* Tarea 1
En el artículo sobre los costes policiales en el fútbol, ¿cuánto deben pagar los clubes por los servicios de la Ertzaintza según el artículo 111.2 de la Ley 10/2015 del País Vasco?
* Tarea 2
Prolonga el artículo sobre los costes policiales en el fútbol a partir de su última frase.

* Fragmento seleccionado
------------------------------------------------------------------------

Una ley vasca establece que los clubes pagarán 31 euros por funcionario y hora, por los servicios prestados por la Ertzaintza

Medidas de seguridad a la llegada del autobús que traslada al Betis al estadio Benito Villamarín para reanudar el partido de octavos de final de la Copa del Rey
Medidas de seguridad a la llegada del autobús que traslada al Betis al estadio Benito Villamarín para reanudar el partido de octavos de final de la Copa del Rey FOTO: Raul Caro EFE

“LaLiga, como organismo privado y organizador de la competición de fútbol profesional de España, debe asumir los costes de los amplios operativos policiales que se despliegan cada semana en los partidos que se celebran en nuestro país”. Esta es la conclusión a la que ha llegado el sindicato policial Jupol y por ello ha solicitado a Interior que se pongan en marcha las medidas necesarias para ello.

Una reflexión basada en precedentes europeos donde los entes privados sí costean el servicio de seguridad proporcionado por las Fuerzas y Cuerpos de Seguridad del Estado. Así, citan al Tribunal Superior de lo Contencioso-Administrativo de Bremen, que sentó jurisprudencia obligando a la liga alemana a pagar los gastos policiales originados en los partidos más importantes. También hacen referencia a la Ley 10/2015, de Espectáculos Públicos y Actividades Recreativas en el País Vasco, que en su artículo 111.2 establece que los clubes pagarán 31 euros por funcionario y hora, por los servicios prestados por la Ertzaintza.

Asimismo, desde esta organización sindical señalan que la normativa reguladora de los espectáculos públicos y del deporte establece que la seguridad de los eventos deportivos en el interior y en la zona de acceso de los estadios la realizarán empresas de seguridad privada contratada por el organizador. Sin embargo, la realidad es muy distinta. “En todos los partidos de fútbol, los agentes de la Unidad de Intervención Policial (UIP) son los encargados de mantener la seguridad tanto en el perímetro del terreno de juego como en el apartado reservado para aficiones ultras.

Incidentes en el Betis-Sevilla

Pero esta petición no es nueva. Ya se hizo durante los partidos de la Eurocopa 2020 en España y tras lo vivido este último fin de semana en el derbi sevillano, que enfrentaba al Betis con el Sevilla, se reafirman en sus peticiones. “Ha quedado demostrado que era un partido de alto riesgo, en el que se tuvieron que montar dos dispositivos policiales por los incidentes provocados por algunos aficionados”, explican.

------------------------------------------------------------------------

* Extracto de datos
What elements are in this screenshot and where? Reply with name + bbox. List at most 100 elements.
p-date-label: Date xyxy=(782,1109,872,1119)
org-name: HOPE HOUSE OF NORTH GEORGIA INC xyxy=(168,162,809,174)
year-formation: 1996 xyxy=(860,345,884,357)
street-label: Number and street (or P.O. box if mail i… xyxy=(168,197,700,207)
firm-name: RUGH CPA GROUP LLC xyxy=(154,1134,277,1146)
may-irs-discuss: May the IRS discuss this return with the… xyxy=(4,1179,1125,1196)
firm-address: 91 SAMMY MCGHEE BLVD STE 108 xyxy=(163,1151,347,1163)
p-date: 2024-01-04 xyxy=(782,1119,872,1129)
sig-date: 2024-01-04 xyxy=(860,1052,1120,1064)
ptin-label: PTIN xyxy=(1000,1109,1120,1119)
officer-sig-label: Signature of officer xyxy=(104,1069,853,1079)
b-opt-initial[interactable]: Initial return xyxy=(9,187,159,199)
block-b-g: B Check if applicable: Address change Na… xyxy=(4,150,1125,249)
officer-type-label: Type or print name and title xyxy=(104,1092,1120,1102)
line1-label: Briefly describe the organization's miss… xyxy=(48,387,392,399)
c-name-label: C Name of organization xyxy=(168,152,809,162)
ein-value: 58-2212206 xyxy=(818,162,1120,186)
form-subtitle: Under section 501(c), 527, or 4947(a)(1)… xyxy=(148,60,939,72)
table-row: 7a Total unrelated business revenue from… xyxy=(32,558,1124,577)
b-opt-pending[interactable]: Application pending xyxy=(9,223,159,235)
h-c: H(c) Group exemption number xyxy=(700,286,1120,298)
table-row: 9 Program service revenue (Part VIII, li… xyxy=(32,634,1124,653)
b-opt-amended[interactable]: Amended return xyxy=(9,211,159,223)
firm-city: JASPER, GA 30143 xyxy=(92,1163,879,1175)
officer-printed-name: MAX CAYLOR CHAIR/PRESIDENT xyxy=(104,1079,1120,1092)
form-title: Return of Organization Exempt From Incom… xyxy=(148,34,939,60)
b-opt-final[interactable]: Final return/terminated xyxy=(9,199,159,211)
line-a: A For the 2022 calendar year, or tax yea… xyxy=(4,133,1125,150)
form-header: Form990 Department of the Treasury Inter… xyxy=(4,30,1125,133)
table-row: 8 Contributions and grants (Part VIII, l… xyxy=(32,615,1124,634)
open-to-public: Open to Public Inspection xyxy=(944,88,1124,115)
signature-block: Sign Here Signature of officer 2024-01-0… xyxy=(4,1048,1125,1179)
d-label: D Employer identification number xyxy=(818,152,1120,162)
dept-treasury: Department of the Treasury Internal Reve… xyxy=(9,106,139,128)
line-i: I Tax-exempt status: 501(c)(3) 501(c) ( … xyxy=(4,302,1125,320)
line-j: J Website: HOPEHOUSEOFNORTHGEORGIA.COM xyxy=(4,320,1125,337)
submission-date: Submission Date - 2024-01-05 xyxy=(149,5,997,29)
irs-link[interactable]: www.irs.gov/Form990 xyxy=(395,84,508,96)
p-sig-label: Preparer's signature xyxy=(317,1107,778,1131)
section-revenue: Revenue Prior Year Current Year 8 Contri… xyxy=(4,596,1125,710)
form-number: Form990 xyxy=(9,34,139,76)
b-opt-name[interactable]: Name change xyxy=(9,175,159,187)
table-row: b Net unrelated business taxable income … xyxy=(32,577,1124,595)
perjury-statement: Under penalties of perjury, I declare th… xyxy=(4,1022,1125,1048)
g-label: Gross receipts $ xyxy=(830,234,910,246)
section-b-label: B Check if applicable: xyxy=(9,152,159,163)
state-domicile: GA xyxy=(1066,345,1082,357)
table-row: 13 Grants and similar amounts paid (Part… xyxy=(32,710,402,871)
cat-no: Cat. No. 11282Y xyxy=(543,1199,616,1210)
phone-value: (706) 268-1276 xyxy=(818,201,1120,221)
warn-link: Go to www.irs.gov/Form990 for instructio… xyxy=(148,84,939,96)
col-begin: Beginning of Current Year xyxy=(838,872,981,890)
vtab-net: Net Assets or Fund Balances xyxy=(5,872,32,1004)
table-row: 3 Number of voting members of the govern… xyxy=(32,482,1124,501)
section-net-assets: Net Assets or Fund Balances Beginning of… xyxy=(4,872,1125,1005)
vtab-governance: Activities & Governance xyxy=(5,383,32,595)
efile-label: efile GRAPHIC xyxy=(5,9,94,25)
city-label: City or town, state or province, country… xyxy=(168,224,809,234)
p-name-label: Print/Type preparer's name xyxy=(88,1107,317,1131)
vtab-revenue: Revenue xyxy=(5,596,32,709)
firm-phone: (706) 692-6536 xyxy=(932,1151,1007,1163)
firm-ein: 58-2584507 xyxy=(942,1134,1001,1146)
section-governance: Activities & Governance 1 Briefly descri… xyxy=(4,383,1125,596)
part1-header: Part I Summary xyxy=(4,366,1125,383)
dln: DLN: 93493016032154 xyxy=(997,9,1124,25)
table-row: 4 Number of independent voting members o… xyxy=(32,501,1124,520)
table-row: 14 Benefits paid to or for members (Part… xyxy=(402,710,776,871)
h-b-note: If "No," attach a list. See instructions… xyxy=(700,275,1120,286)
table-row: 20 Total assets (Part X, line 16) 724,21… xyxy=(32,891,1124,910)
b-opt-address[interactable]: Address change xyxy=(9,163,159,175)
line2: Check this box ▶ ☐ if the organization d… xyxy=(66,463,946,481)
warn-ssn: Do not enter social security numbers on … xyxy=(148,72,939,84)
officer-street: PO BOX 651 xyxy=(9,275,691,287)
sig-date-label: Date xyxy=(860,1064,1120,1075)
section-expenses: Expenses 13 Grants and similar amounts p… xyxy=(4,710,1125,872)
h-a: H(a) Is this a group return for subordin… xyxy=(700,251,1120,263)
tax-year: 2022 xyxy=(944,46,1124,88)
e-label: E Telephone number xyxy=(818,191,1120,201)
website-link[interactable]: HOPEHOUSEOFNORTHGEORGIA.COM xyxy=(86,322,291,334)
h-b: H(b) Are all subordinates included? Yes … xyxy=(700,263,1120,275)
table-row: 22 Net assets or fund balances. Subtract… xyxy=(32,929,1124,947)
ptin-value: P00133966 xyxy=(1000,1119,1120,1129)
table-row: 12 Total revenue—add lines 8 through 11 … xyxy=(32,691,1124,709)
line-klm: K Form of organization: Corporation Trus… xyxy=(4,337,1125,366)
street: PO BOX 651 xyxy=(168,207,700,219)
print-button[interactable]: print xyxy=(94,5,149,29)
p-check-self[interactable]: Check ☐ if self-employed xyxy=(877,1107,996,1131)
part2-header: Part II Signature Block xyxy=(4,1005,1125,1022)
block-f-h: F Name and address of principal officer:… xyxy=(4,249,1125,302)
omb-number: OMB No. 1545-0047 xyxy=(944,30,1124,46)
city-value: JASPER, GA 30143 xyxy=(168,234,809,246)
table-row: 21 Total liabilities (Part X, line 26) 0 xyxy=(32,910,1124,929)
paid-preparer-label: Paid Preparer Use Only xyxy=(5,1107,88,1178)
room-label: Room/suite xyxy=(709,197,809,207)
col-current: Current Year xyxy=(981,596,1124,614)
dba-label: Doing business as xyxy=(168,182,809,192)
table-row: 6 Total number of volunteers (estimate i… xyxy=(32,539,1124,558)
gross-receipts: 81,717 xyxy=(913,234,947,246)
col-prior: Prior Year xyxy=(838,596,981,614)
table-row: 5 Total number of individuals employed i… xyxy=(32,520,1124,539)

------------------------------------------------------------------------

* Respuesta 1
31 euros por funcionario y hora.

* Respuesta 2
Una barra de plástico lanzada desde la grada obligó a suspender el partido. Tras las investigaciones policiales, un hombre de 29 años fue detenido por desórdenes públicos y lesiones y queda propuesto para sanción por infracción a la Ley del Deporte.

“Dos jornadas de dispositivo de alto riesgo, con un despliegue de más de cuatrocientos agentes el primer día y doscientos policías el segundo día, por las que los funcionarios de la Policía Nacional no percibirán cantidad económica alguna, ya que la Dirección General de la Policía actualmente no está pagando ni compensando estos dispositivos especiales para los partidos de fútbol”, denuncian desde Jupol.

De hecho, destacan, la única recompensa que recibirán los agenets por participar en situaciones especiales como las de este fin de semana serán horas libres.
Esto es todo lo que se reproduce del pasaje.